Exercise directions: Among the entries, which lines carry the string "切实加强党风廉政建设"? Copy each of them.

Recorded data:
────────

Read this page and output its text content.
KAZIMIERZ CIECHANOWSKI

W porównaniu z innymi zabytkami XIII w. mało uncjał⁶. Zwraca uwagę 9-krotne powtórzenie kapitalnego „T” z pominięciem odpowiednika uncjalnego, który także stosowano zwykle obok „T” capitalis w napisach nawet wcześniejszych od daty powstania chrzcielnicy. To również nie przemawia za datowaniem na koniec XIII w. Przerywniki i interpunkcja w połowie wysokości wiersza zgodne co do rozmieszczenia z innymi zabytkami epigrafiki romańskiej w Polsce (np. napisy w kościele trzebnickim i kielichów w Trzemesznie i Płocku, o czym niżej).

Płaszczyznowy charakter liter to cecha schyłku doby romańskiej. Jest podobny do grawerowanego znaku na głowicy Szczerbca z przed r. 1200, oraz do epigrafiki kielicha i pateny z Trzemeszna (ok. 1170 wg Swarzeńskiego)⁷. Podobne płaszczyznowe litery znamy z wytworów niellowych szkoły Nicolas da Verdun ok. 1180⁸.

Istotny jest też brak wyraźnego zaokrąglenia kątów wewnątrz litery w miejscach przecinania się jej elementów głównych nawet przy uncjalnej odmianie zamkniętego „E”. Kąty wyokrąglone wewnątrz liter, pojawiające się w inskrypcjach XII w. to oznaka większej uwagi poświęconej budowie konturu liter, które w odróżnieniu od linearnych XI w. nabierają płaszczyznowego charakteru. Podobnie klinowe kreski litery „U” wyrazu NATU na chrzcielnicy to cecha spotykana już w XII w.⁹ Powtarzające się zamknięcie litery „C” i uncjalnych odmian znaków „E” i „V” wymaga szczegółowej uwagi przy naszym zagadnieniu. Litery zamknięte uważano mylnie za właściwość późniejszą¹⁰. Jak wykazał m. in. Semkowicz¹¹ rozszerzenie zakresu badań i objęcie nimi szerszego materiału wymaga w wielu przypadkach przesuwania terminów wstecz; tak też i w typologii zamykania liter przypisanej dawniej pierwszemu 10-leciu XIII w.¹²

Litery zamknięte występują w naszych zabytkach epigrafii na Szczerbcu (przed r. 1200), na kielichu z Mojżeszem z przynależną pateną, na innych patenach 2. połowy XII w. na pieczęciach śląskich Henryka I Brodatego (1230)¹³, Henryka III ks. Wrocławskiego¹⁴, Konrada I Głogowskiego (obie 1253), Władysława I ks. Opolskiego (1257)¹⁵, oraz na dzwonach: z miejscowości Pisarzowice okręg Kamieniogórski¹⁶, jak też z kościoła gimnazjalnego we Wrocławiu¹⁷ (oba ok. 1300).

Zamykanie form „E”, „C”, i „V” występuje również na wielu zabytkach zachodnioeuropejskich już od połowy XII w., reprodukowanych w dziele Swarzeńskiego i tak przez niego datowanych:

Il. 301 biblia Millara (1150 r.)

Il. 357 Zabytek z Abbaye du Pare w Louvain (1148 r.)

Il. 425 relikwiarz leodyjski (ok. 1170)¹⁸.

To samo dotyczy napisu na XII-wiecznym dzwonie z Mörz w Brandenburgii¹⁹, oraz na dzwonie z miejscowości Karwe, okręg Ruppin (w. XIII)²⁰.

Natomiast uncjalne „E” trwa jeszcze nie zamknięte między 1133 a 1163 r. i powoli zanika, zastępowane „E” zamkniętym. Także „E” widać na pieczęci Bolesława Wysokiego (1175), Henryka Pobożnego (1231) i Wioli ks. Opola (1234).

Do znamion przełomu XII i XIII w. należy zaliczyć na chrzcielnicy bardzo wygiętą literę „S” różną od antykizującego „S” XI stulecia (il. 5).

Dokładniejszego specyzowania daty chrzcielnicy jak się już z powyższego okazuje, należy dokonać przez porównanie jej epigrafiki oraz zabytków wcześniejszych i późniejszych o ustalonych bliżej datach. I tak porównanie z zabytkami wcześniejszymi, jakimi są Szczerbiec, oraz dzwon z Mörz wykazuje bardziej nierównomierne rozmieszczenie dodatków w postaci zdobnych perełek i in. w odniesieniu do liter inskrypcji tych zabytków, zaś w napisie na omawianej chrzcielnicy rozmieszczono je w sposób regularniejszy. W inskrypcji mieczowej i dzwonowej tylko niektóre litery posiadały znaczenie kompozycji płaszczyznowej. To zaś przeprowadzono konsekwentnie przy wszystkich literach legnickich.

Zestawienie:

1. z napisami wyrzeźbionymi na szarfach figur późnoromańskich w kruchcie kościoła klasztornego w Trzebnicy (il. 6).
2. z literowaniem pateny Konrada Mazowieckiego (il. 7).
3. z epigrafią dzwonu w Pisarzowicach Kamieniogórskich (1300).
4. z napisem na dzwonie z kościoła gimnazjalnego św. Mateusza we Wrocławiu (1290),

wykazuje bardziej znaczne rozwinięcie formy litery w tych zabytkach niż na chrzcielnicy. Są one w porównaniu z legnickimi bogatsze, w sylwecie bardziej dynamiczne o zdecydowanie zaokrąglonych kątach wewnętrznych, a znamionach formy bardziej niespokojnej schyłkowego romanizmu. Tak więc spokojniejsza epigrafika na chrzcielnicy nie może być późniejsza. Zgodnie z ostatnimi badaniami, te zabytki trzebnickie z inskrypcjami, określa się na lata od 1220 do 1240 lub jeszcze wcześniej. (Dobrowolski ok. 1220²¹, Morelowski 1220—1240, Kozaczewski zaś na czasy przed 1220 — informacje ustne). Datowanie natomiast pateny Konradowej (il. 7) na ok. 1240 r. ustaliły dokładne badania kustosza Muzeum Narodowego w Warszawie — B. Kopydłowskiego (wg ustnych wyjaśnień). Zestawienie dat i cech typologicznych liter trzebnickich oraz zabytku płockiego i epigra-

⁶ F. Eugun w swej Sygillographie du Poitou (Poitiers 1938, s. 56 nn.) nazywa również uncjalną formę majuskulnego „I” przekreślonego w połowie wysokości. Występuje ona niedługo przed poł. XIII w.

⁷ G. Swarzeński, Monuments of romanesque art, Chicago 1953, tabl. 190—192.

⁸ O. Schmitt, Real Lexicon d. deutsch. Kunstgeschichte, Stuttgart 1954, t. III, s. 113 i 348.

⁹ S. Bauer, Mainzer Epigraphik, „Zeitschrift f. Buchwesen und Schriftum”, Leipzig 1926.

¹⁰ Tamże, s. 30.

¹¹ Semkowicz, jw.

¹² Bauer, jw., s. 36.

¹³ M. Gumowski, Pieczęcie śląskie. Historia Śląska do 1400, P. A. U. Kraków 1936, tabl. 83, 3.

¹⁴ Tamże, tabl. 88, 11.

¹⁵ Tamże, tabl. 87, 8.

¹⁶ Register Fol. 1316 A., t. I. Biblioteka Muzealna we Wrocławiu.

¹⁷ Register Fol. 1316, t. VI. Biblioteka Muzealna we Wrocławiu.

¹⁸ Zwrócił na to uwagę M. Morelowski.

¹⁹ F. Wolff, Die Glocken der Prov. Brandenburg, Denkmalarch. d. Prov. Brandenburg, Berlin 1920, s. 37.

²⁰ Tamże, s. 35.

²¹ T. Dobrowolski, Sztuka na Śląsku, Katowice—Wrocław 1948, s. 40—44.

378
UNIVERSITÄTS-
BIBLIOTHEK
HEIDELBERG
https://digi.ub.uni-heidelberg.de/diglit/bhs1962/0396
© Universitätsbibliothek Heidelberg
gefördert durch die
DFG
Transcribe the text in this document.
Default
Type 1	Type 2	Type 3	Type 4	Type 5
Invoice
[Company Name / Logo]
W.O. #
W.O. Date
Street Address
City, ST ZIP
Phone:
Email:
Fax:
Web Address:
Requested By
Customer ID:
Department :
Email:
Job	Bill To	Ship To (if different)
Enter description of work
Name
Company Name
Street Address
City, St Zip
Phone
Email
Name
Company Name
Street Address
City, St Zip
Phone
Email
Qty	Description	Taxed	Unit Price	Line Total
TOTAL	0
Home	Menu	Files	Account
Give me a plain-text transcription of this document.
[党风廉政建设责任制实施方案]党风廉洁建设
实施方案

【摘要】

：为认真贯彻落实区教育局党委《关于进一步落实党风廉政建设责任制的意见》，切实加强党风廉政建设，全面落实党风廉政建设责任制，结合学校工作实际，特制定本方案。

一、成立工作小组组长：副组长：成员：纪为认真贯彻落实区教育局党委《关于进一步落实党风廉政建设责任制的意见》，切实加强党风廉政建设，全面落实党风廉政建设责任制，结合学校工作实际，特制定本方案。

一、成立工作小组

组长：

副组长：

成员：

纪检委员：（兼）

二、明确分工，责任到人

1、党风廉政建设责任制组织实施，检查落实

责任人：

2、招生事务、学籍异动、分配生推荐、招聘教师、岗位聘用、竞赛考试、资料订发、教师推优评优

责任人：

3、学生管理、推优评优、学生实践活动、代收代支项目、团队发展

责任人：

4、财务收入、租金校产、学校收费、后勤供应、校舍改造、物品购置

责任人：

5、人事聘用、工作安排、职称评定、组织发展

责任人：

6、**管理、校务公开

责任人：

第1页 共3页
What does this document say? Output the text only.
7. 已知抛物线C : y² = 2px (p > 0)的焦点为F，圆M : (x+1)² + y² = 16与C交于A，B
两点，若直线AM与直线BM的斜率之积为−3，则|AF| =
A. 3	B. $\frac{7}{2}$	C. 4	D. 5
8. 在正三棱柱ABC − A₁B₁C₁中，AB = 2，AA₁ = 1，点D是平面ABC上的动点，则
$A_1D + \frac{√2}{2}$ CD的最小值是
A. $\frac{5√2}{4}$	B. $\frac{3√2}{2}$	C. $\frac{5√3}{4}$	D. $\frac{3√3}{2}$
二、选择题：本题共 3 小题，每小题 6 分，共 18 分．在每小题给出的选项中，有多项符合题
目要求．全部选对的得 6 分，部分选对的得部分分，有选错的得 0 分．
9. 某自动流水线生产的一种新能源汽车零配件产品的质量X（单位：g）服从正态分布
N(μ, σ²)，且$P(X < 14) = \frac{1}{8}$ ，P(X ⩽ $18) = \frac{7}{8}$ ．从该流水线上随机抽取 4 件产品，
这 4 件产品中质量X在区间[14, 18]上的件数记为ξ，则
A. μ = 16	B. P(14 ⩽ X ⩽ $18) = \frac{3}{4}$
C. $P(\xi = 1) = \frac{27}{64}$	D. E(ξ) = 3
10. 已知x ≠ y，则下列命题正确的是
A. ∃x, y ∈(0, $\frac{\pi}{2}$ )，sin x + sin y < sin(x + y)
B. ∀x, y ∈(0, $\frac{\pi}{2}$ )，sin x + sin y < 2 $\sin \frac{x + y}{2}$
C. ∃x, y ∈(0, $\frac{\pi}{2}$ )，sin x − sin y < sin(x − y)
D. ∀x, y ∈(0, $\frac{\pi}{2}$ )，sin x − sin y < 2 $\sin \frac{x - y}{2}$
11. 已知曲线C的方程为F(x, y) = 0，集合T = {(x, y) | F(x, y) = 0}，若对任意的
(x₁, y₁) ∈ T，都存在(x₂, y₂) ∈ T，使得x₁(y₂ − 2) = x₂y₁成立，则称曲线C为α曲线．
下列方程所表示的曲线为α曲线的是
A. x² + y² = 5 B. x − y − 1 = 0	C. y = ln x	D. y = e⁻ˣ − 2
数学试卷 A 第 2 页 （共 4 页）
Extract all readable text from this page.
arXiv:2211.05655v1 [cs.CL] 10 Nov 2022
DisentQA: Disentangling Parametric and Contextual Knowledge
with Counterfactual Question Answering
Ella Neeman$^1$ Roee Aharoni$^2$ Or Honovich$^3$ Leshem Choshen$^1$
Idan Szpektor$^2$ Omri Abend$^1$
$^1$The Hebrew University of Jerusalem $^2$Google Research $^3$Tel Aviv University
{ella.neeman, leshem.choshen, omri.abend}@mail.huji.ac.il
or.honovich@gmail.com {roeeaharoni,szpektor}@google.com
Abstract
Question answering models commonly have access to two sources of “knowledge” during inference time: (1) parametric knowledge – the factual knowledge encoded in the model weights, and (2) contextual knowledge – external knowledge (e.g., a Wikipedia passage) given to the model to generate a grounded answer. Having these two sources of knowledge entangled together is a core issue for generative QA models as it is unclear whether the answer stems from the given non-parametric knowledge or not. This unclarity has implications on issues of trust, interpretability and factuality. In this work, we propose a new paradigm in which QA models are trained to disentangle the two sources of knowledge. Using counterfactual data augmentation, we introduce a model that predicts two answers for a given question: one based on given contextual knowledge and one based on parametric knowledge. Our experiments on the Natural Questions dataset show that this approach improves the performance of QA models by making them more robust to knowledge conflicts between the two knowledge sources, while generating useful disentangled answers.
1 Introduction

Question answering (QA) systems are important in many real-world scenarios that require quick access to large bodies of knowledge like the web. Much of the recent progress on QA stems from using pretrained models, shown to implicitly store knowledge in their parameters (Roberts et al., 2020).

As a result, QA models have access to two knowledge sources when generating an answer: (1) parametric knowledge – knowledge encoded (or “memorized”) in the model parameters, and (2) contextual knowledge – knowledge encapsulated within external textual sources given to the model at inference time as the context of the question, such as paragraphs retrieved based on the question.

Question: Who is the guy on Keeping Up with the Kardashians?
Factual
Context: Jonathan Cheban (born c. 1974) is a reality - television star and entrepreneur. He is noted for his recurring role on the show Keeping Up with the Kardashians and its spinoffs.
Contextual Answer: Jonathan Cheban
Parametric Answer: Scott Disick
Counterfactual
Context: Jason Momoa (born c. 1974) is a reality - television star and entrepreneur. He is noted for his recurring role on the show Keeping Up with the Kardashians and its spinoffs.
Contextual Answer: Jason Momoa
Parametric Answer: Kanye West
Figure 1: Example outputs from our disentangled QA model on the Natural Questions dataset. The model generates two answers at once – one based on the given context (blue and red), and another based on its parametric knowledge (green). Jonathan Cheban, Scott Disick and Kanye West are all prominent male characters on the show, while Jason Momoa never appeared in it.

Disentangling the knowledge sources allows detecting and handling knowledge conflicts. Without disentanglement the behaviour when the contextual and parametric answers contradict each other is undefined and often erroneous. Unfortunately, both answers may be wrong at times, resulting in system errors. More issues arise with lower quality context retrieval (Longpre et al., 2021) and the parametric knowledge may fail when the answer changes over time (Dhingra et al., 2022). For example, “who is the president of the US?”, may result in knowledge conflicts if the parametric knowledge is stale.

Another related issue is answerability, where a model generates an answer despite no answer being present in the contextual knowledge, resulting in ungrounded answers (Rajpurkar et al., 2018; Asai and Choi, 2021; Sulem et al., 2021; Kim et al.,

────────

Correct result:
：为认真贯彻落实区教育局党委《关于进一步落实党风廉政建设责任制的意见》，切实加强党风廉政建设，全面落实党风廉政建设责任制，结合学校工作实际，特制定本方案。
一、成立工作小组组长：副组长：成员：纪为认真贯彻落实区教育局党委《关于进一步落实党风廉政建设责任制的意见》，切实加强党风廉政建设，全面落实党风廉政建设责任制，结合学校工作实际，特制定本方案。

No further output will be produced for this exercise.